What is expected =>
Every record should be written out exactly, please.

__________________________________________________

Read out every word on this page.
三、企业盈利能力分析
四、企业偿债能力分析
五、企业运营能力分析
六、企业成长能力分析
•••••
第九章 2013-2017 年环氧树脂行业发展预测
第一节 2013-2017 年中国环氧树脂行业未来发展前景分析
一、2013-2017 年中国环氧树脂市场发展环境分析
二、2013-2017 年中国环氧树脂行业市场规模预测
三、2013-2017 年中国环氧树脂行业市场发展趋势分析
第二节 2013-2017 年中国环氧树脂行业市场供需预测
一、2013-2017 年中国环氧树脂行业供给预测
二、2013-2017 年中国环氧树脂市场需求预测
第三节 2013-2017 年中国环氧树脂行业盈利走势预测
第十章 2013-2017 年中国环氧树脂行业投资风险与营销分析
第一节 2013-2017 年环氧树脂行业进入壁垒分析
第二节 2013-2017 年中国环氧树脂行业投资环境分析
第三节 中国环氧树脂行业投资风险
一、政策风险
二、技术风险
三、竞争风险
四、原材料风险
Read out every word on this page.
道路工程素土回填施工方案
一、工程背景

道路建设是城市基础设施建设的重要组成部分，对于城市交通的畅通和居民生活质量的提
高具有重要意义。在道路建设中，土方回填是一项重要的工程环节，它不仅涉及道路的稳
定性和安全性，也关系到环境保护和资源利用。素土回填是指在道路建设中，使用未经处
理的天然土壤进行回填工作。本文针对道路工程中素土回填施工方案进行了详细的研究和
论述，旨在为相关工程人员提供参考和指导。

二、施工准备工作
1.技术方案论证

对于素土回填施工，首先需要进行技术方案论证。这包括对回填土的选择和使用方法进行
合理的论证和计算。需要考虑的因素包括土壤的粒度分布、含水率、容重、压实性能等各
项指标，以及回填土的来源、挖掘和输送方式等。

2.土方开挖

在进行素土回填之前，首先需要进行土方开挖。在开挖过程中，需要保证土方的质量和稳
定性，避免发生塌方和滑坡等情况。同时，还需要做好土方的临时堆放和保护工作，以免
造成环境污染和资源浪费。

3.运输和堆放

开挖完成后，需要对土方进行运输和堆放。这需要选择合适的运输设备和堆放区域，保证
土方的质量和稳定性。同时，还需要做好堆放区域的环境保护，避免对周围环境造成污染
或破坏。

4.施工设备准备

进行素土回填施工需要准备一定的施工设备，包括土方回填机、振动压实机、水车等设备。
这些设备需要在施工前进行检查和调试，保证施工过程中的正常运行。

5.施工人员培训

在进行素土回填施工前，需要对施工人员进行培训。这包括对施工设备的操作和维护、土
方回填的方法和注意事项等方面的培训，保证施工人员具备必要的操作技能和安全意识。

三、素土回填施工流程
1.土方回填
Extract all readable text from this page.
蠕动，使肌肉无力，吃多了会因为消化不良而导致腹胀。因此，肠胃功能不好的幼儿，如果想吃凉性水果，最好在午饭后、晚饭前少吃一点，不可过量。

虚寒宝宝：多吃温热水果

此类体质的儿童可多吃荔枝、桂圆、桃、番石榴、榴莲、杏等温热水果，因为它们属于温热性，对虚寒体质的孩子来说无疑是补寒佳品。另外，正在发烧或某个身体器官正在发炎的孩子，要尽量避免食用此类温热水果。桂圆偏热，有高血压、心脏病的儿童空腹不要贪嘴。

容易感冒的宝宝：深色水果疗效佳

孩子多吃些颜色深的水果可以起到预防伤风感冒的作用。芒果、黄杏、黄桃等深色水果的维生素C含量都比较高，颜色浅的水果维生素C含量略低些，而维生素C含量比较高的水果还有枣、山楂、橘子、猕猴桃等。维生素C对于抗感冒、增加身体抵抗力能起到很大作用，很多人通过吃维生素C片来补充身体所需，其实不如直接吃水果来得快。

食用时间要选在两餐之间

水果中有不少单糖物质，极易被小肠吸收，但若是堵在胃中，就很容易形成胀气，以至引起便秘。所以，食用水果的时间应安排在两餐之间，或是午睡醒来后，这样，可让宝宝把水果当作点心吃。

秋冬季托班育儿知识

__________________________________________________

Result of the task =>
Read out every word on this page.
三、企业盈利能力分析
四、企业偿债能力分析
五、企业运营能力分析
六、企业成长能力分析
•••••
第九章 2013-2017 年环氧树脂行业发展预测
第一节 2013-2017 年中国环氧树脂行业未来发展前景分析
一、2013-2017 年中国环氧树脂市场发展环境分析
二、2013-2017 年中国环氧树脂行业市场规模预测
三、2013-2017 年中国环氧树脂行业市场发展趋势分析
第二节 2013-2017 年中国环氧树脂行业市场供需预测
一、2013-2017 年中国环氧树脂行业供给预测
二、2013-2017 年中国环氧树脂市场需求预测
第三节 2013-2017 年中国环氧树脂行业盈利走势预测
第十章 2013-2017 年中国环氧树脂行业投资风险与营销分析
第一节 2013-2017 年环氧树脂行业进入壁垒分析
第二节 2013-2017 年中国环氧树脂行业投资环境分析
第三节 中国环氧树脂行业投资风险
一、政策风险
二、技术风险
三、竞争风险
四、原材料风险
Read out every word on this page.
道路工程素土回填施工方案
一、工程背景

道路建设是城市基础设施建设的重要组成部分，对于城市交通的畅通和居民生活质量的提
高具有重要意义。在道路建设中，土方回填是一项重要的工程环节，它不仅涉及道路的稳
定性和安全性，也关系到环境保护和资源利用。素土回填是指在道路建设中，使用未经处
理的天然土壤进行回填工作。本文针对道路工程中素土回填施工方案进行了详细的研究和
论述，旨在为相关工程人员提供参考和指导。

二、施工准备工作
1.技术方案论证

对于素土回填施工，首先需要进行技术方案论证。这包括对回填土的选择和使用方法进行
合理的论证和计算。需要考虑的因素包括土壤的粒度分布、含水率、容重、压实性能等各
项指标，以及回填土的来源、挖掘和输送方式等。

2.土方开挖

在进行素土回填之前，首先需要进行土方开挖。在开挖过程中，需要保证土方的质量和稳
定性，避免发生塌方和滑坡等情况。同时，还需要做好土方的临时堆放和保护工作，以免
造成环境污染和资源浪费。

3.运输和堆放

开挖完成后，需要对土方进行运输和堆放。这需要选择合适的运输设备和堆放区域，保证
土方的质量和稳定性。同时，还需要做好堆放区域的环境保护，避免对周围环境造成污染
或破坏。

4.施工设备准备

进行素土回填施工需要准备一定的施工设备，包括土方回填机、振动压实机、水车等设备。
这些设备需要在施工前进行检查和调试，保证施工过程中的正常运行。

5.施工人员培训

在进行素土回填施工前，需要对施工人员进行培训。这包括对施工设备的操作和维护、土
方回填的方法和注意事项等方面的培训，保证施工人员具备必要的操作技能和安全意识。

三、素土回填施工流程
1.土方回填
Extract all readable text from this page.
蠕动，使肌肉无力，吃多了会因为消化不良而导致腹胀。因此，肠胃功能不好的幼儿，如果想吃凉性水果，最好在午饭后、晚饭前少吃一点，不可过量。

虚寒宝宝：多吃温热水果

此类体质的儿童可多吃荔枝、桂圆、桃、番石榴、榴莲、杏等温热水果，因为它们属于温热性，对虚寒体质的孩子来说无疑是补寒佳品。另外，正在发烧或某个身体器官正在发炎的孩子，要尽量避免食用此类温热水果。桂圆偏热，有高血压、心脏病的儿童空腹不要贪嘴。

容易感冒的宝宝：深色水果疗效佳

孩子多吃些颜色深的水果可以起到预防伤风感冒的作用。芒果、黄杏、黄桃等深色水果的维生素C含量都比较高，颜色浅的水果维生素C含量略低些，而维生素C含量比较高的水果还有枣、山楂、橘子、猕猴桃等。维生素C对于抗感冒、增加身体抵抗力能起到很大作用，很多人通过吃维生素C片来补充身体所需，其实不如直接吃水果来得快。

食用时间要选在两餐之间

水果中有不少单糖物质，极易被小肠吸收，但若是堵在胃中，就很容易形成胀气，以至引起便秘。所以，食用水果的时间应安排在两餐之间，或是午睡醒来后，这样，可让宝宝把水果当作点心吃。

秋冬季托班育儿知识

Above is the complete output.